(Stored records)
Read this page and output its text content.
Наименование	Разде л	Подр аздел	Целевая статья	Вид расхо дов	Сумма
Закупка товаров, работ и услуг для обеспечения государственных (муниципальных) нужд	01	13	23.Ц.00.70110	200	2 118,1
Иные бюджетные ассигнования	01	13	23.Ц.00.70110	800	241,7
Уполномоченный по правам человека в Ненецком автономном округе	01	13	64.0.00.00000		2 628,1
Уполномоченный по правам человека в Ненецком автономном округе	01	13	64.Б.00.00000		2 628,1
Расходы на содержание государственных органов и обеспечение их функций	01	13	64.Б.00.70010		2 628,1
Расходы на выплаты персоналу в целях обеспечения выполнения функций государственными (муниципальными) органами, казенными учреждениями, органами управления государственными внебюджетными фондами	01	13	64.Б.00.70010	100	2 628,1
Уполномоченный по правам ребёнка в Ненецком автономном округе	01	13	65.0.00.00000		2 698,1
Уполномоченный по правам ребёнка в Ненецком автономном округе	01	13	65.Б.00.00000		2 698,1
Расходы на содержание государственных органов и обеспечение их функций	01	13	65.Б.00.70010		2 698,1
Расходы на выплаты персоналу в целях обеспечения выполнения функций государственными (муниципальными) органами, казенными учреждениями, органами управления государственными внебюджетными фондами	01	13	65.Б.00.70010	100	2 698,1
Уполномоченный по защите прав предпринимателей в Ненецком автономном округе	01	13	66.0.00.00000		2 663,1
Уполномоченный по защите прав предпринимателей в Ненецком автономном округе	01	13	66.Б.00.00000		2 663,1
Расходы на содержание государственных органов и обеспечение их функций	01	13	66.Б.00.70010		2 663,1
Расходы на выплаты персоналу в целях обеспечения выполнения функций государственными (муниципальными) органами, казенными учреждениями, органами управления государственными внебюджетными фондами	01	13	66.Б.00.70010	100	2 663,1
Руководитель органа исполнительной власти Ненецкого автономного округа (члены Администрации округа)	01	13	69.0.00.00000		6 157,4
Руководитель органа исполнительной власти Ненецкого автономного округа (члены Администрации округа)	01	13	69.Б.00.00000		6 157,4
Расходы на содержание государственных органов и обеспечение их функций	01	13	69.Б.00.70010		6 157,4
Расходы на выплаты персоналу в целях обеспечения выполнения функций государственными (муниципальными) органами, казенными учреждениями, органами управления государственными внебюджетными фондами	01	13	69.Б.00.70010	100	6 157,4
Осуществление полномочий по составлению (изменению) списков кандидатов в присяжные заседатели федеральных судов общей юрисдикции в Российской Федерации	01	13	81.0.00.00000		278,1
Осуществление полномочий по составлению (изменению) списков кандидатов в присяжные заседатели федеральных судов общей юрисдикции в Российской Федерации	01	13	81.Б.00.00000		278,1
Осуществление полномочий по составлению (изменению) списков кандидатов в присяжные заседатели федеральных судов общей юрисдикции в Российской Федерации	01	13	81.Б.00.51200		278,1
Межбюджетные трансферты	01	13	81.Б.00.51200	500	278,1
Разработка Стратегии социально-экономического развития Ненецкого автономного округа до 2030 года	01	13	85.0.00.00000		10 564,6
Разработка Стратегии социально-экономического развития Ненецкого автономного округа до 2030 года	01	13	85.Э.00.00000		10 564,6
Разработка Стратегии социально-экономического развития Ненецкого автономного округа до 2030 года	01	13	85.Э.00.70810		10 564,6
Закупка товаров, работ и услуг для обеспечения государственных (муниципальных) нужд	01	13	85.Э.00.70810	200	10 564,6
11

Exercise task: Copy out each record exactly as given, omitting none.

Exercise response:
Read this page and output its text content.
Наименование	Разде л	Подр аздел	Целевая статья	Вид расхо дов	Сумма
Закупка товаров, работ и услуг для обеспечения государственных (муниципальных) нужд	01	13	23.Ц.00.70110	200	2 118,1
Иные бюджетные ассигнования	01	13	23.Ц.00.70110	800	241,7
Уполномоченный по правам человека в Ненецком автономном округе	01	13	64.0.00.00000		2 628,1
Уполномоченный по правам человека в Ненецком автономном округе	01	13	64.Б.00.00000		2 628,1
Расходы на содержание государственных органов и обеспечение их функций	01	13	64.Б.00.70010		2 628,1
Расходы на выплаты персоналу в целях обеспечения выполнения функций государственными (муниципальными) органами, казенными учреждениями, органами управления государственными внебюджетными фондами	01	13	64.Б.00.70010	100	2 628,1
Уполномоченный по правам ребёнка в Ненецком автономном округе	01	13	65.0.00.00000		2 698,1
Уполномоченный по правам ребёнка в Ненецком автономном округе	01	13	65.Б.00.00000		2 698,1
Расходы на содержание государственных органов и обеспечение их функций	01	13	65.Б.00.70010		2 698,1
Расходы на выплаты персоналу в целях обеспечения выполнения функций государственными (муниципальными) органами, казенными учреждениями, органами управления государственными внебюджетными фондами	01	13	65.Б.00.70010	100	2 698,1
Уполномоченный по защите прав предпринимателей в Ненецком автономном округе	01	13	66.0.00.00000		2 663,1
Уполномоченный по защите прав предпринимателей в Ненецком автономном округе	01	13	66.Б.00.00000		2 663,1
Расходы на содержание государственных органов и обеспечение их функций	01	13	66.Б.00.70010		2 663,1
Расходы на выплаты персоналу в целях обеспечения выполнения функций государственными (муниципальными) органами, казенными учреждениями, органами управления государственными внебюджетными фондами	01	13	66.Б.00.70010	100	2 663,1
Руководитель органа исполнительной власти Ненецкого автономного округа (члены Администрации округа)	01	13	69.0.00.00000		6 157,4
Руководитель органа исполнительной власти Ненецкого автономного округа (члены Администрации округа)	01	13	69.Б.00.00000		6 157,4
Расходы на содержание государственных органов и обеспечение их функций	01	13	69.Б.00.70010		6 157,4
Расходы на выплаты персоналу в целях обеспечения выполнения функций государственными (муниципальными) органами, казенными учреждениями, органами управления государственными внебюджетными фондами	01	13	69.Б.00.70010	100	6 157,4
Осуществление полномочий по составлению (изменению) списков кандидатов в присяжные заседатели федеральных судов общей юрисдикции в Российской Федерации	01	13	81.0.00.00000		278,1
Осуществление полномочий по составлению (изменению) списков кандидатов в присяжные заседатели федеральных судов общей юрисдикции в Российской Федерации	01	13	81.Б.00.00000		278,1
Осуществление полномочий по составлению (изменению) списков кандидатов в присяжные заседатели федеральных судов общей юрисдикции в Российской Федерации	01	13	81.Б.00.51200		278,1
Межбюджетные трансферты	01	13	81.Б.00.51200	500	278,1
Разработка Стратегии социально-экономического развития Ненецкого автономного округа до 2030 года	01	13	85.0.00.00000		10 564,6
Разработка Стратегии социально-экономического развития Ненецкого автономного округа до 2030 года	01	13	85.Э.00.00000		10 564,6
Разработка Стратегии социально-экономического развития Ненецкого автономного округа до 2030 года	01	13	85.Э.00.70810		10 564,6
Закупка товаров, работ и услуг для обеспечения государственных (муниципальных) нужд	01	13	85.Э.00.70810	200	10 564,6
11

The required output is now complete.